(Exercise description) Write out the lines of the records exactly as they appear, from the line that contains "564, 171, 591]" through the line that contains "12, 564, 39]", with both of those lines included.

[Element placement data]
** Begin **

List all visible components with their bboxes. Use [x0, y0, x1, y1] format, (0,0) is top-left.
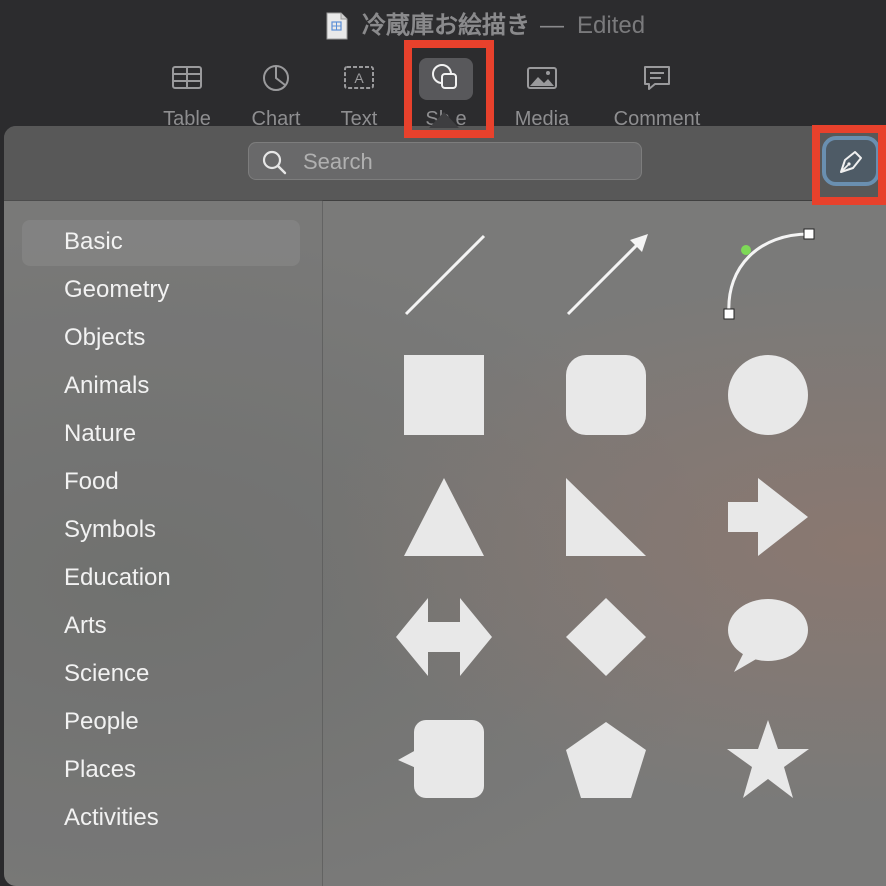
category-label: Education	[64, 564, 171, 591]
category-label: People	[64, 708, 139, 735]
shape-triangle[interactable]	[404, 476, 484, 558]
category-label: Objects	[64, 324, 146, 351]
shape-rounded-square[interactable]	[566, 355, 646, 435]
search-input[interactable]	[301, 147, 625, 177]
category-nature[interactable]: Nature	[22, 412, 300, 458]
category-basic[interactable]: Basic	[22, 220, 300, 266]
comment-icon[interactable]	[637, 58, 677, 98]
category-label: Symbols	[64, 516, 157, 543]
media-icon[interactable]	[522, 58, 562, 98]
table-icon[interactable]	[167, 58, 207, 98]
search-icon	[262, 150, 287, 175]
document-title: 冷蔵庫お絵描き	[362, 12, 530, 39]
title-separator: —	[540, 12, 564, 39]
shape-right-triangle[interactable]	[566, 476, 646, 558]
category-places[interactable]: Places	[22, 748, 300, 794]
category-symbols[interactable]: Symbols	[22, 508, 300, 554]
shape-library-popover: Basic Geometry Objects Animals Nature Fo…	[4, 126, 886, 886]
shape-button-highlight	[404, 40, 494, 138]
svg-text:A: A	[354, 70, 364, 86]
category-label: Food	[64, 468, 119, 495]
shape-diamond[interactable]	[566, 596, 646, 678]
category-label: Science	[64, 660, 150, 687]
document-icon	[326, 12, 348, 40]
category-objects[interactable]: Objects	[22, 316, 300, 362]
category-label: Activities	[64, 804, 159, 831]
category-activities[interactable]: Activities	[22, 796, 300, 842]
shape-curve[interactable]	[720, 226, 820, 326]
shape-arrow-right[interactable]	[728, 476, 808, 558]
category-geometry[interactable]: Geometry	[22, 268, 300, 314]
category-label: Places	[64, 756, 137, 783]
document-status: Edited	[577, 12, 646, 39]
category-animals[interactable]: Animals	[22, 364, 300, 410]
shape-arrow-line[interactable]	[558, 226, 658, 326]
category-people[interactable]: People	[22, 700, 300, 746]
shape-callout-square[interactable]	[396, 718, 486, 800]
category-label: Geometry	[64, 276, 170, 303]
category-label: Arts	[64, 612, 107, 639]
shape-line[interactable]	[396, 226, 496, 326]
category-science[interactable]: Science	[22, 652, 300, 698]
category-food[interactable]: Food	[22, 460, 300, 506]
category-label: Basic	[64, 228, 123, 255]
shape-pentagon[interactable]	[564, 720, 648, 800]
chart-icon[interactable]	[256, 58, 296, 98]
search-field[interactable]	[248, 142, 642, 180]
category-arts[interactable]: Arts	[22, 604, 300, 650]
category-education[interactable]: Education	[22, 556, 300, 602]
text-box-icon[interactable]: A	[339, 58, 379, 98]
pen-button-highlight	[812, 125, 886, 205]
category-label: Nature	[64, 420, 137, 447]
shape-square[interactable]	[404, 355, 484, 435]
shape-circle[interactable]	[728, 355, 808, 435]
category-sidebar: Basic Geometry Objects Animals Nature Fo…	[4, 200, 323, 886]
shape-speech-bubble[interactable]	[726, 596, 812, 678]
shape-star[interactable]	[726, 718, 810, 800]
category-label: Animals	[64, 372, 150, 399]
shape-double-arrow[interactable]	[396, 596, 492, 678]
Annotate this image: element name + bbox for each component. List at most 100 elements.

** End **

(Full answer)
category-label: Education	[64, 564, 171, 591]
category-label: People	[64, 708, 139, 735]
shape-triangle[interactable]	[404, 476, 484, 558]
category-label: Objects	[64, 324, 146, 351]
shape-rounded-square[interactable]	[566, 355, 646, 435]
search-input[interactable]	[301, 147, 625, 177]
category-nature[interactable]: Nature	[22, 412, 300, 458]
category-basic[interactable]: Basic	[22, 220, 300, 266]
comment-icon[interactable]	[637, 58, 677, 98]
category-label: Symbols	[64, 516, 157, 543]
media-icon[interactable]	[522, 58, 562, 98]
table-icon[interactable]	[167, 58, 207, 98]
search-icon	[262, 150, 287, 175]
document-title: 冷蔵庫お絵描き	[362, 12, 530, 39]
title-separator: —	[540, 12, 564, 39]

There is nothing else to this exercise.